## TASK
Leave out the pictures and copy each record below exactly.

(Extracted data entries)
----

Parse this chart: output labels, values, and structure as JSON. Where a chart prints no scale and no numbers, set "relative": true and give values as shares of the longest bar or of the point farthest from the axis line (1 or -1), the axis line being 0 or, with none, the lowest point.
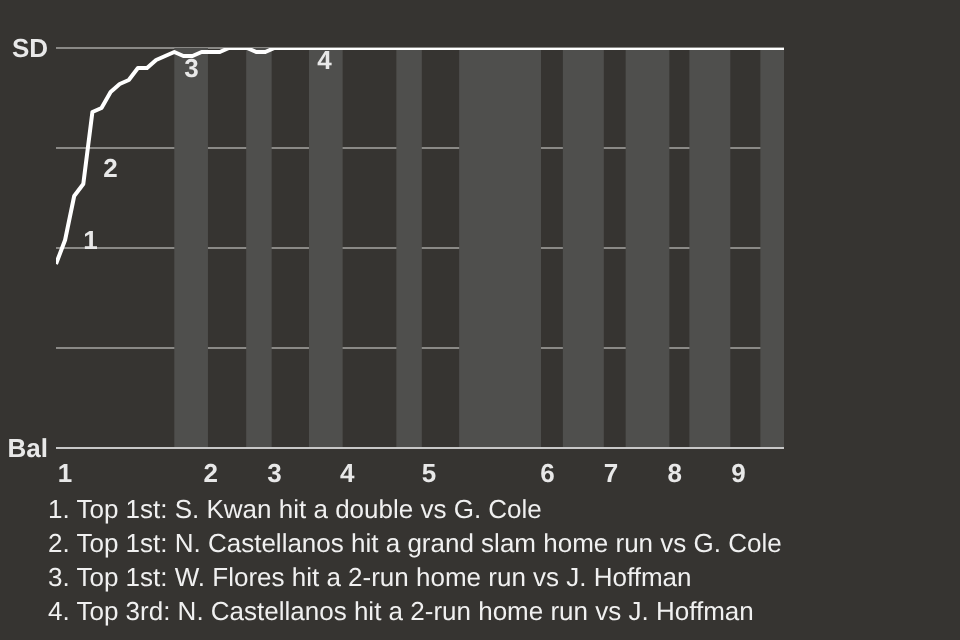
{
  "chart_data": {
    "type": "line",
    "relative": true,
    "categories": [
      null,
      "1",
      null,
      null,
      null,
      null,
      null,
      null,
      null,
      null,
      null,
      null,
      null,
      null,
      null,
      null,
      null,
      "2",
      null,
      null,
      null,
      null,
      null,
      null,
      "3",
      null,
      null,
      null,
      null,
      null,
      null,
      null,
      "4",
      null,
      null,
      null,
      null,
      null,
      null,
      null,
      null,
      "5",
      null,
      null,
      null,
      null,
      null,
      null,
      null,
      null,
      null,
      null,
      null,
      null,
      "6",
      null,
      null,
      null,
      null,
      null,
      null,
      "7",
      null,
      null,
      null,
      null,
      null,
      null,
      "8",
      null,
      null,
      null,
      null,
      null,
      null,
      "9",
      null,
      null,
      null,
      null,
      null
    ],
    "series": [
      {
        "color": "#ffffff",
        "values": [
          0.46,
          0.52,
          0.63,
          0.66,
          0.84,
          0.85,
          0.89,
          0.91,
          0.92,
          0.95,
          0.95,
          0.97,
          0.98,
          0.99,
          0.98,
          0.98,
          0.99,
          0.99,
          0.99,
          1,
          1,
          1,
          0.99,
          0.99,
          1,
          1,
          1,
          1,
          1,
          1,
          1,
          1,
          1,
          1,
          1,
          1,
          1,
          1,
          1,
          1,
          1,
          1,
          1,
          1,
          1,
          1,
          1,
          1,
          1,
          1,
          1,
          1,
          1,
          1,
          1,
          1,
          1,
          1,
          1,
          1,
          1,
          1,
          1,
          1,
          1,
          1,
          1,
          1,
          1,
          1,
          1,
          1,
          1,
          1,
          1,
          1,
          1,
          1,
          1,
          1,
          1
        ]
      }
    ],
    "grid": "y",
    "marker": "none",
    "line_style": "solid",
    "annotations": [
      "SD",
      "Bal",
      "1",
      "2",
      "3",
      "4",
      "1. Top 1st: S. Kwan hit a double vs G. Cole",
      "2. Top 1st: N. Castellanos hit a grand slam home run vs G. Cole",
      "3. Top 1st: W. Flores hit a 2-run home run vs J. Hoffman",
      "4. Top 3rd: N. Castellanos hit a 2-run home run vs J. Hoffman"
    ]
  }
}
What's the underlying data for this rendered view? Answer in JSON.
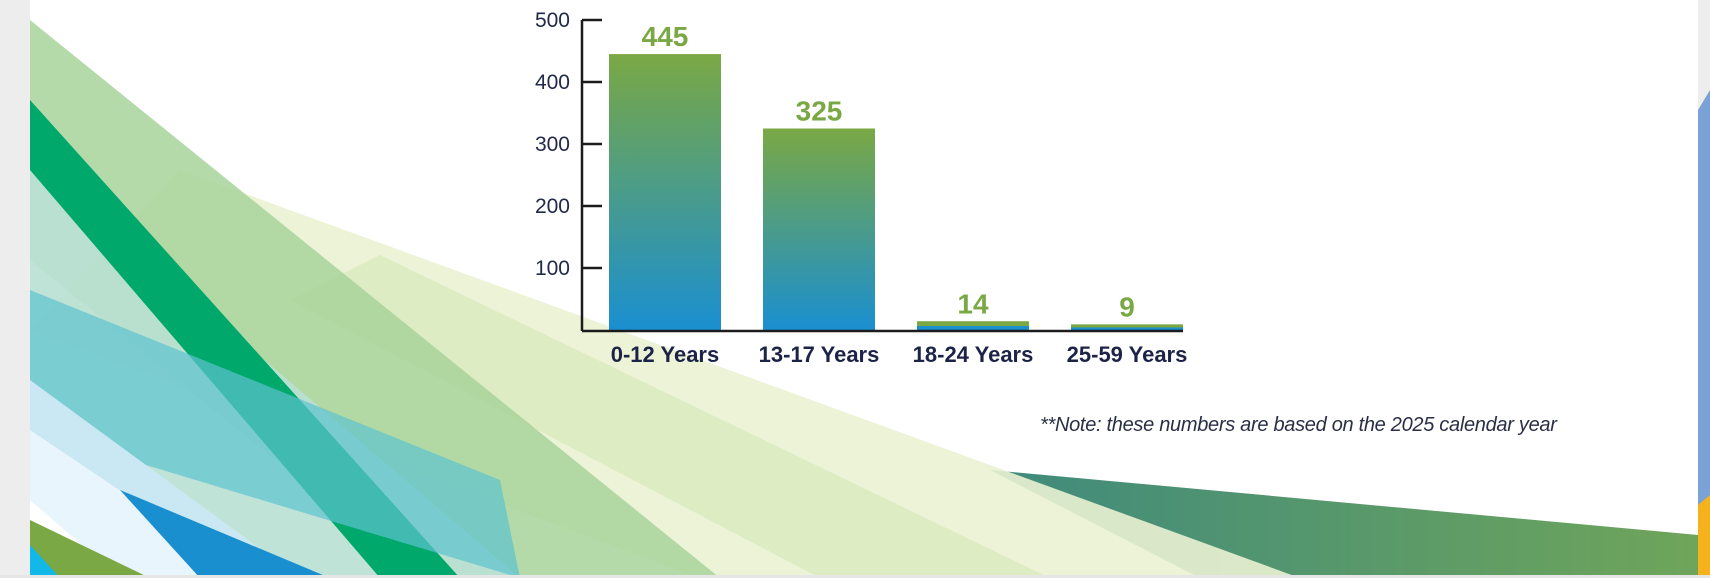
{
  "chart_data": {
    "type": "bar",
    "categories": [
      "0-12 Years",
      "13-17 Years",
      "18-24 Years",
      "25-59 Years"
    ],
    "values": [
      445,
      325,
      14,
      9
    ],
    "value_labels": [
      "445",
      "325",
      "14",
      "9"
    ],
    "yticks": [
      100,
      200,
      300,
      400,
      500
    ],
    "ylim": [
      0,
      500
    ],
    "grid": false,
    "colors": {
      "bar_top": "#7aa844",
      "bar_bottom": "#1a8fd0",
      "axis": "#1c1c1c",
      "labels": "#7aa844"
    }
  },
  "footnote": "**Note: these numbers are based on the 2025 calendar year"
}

----

## COMPLETED EXERCISE
Parse this chart: output labels, values, and structure as JSON. Where a chart prints no scale and no numbers, set "relative": true and give values as shares of the longest bar or of the point farthest from the axis line (1 or -1), the axis line being 0 or, with none, the lowest point.
{
  "chart_data": {
    "type": "line",
    "relative": true,
    "categories": [
      null,
      "1",
      null,
      null,
      null,
      null,
      null,
      null,
      null,
      null,
      null,
      null,
      null,
      null,
      null,
      null,
      null,
      "2",
      null,
      null,
      null,
      null,
      null,
      null,
      "3",
      null,
      null,
      null,
      null,
      null,
      null,
      null,
      "4",
      null,
      null,
      null,
      null,
      null,
      null,
      null,
      null,
      "5",
      null,
      null,
      null,
      null,
      null,
      null,
      null,
      null,
      null,
      null,
      null,
      null,
      "6",
      null,
      null,
      null,
      null,
      null,
      null,
      "7",
      null,
      null,
      null,
      null,
      null,
      null,
      "8",
      null,
      null,
      null,
      null,
      null,
      null,
      "9",
      null,
      null,
      null,
      null,
      null
    ],
    "series": [
      {
        "color": "#ffffff",
        "values": [
          0.46,
          0.52,
          0.63,
          0.66,
          0.84,
          0.85,
          0.89,
          0.91,
          0.92,
          0.95,
          0.95,
          0.97,
          0.98,
          0.99,
          0.98,
          0.98,
          0.99,
          0.99,
          0.99,
          1,
          1,
          1,
          0.99,
          0.99,
          1,
          1,
          1,
          1,
          1,
          1,
          1,
          1,
          1,
          1,
          1,
          1,
          1,
          1,
          1,
          1,
          1,
          1,
          1,
          1,
          1,
          1,
          1,
          1,
          1,
          1,
          1,
          1,
          1,
          1,
          1,
          1,
          1,
          1,
          1,
          1,
          1,
          1,
          1,
          1,
          1,
          1,
          1,
          1,
          1,
          1,
          1,
          1,
          1,
          1,
          1,
          1,
          1,
          1,
          1,
          1,
          1
        ]
      }
    ],
    "grid": "y",
    "marker": "none",
    "line_style": "solid",
    "annotations": [
      "SD",
      "Bal",
      "1",
      "2",
      "3",
      "4",
      "1. Top 1st: S. Kwan hit a double vs G. Cole",
      "2. Top 1st: N. Castellanos hit a grand slam home run vs G. Cole",
      "3. Top 1st: W. Flores hit a 2-run home run vs J. Hoffman",
      "4. Top 3rd: N. Castellanos hit a 2-run home run vs J. Hoffman"
    ]
  }
}
What's the underlying data for this rendered view? Answer in JSON.
{
  "chart_data": {
    "type": "bar",
    "categories": [
      "0-12 Years",
      "13-17 Years",
      "18-24 Years",
      "25-59 Years"
    ],
    "values": [
      445,
      325,
      14,
      9
    ],
    "value_labels": [
      "445",
      "325",
      "14",
      "9"
    ],
    "yticks": [
      100,
      200,
      300,
      400,
      500
    ],
    "ylim": [
      0,
      500
    ],
    "grid": false,
    "colors": {
      "bar_top": "#7aa844",
      "bar_bottom": "#1a8fd0",
      "axis": "#1c1c1c",
      "labels": "#7aa844"
    }
  },
  "footnote": "**Note: these numbers are based on the 2025 calendar year"
}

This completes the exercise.